§ DATA LISTING

********

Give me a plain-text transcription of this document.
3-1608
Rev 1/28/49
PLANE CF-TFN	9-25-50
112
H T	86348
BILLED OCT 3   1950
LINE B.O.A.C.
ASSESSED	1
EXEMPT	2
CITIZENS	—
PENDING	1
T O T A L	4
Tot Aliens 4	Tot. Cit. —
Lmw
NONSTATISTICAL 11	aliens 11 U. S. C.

********

§ YOUR TASK
Repeat all of the records above exactly as they appear.

§ SOLUTION FOR THIS PROBLEM
Give me a plain-text transcription of this document.
3-1608
Rev 1/28/49
PLANE CF-TFN	9-25-50
112
H T	86348
BILLED OCT 3   1950
LINE B.O.A.C.
ASSESSED	1
EXEMPT	2
CITIZENS	—
PENDING	1
T O T A L	4
Tot Aliens 4	Tot. Cit. —
Lmw
NONSTATISTICAL 11	aliens 11 U. S. C.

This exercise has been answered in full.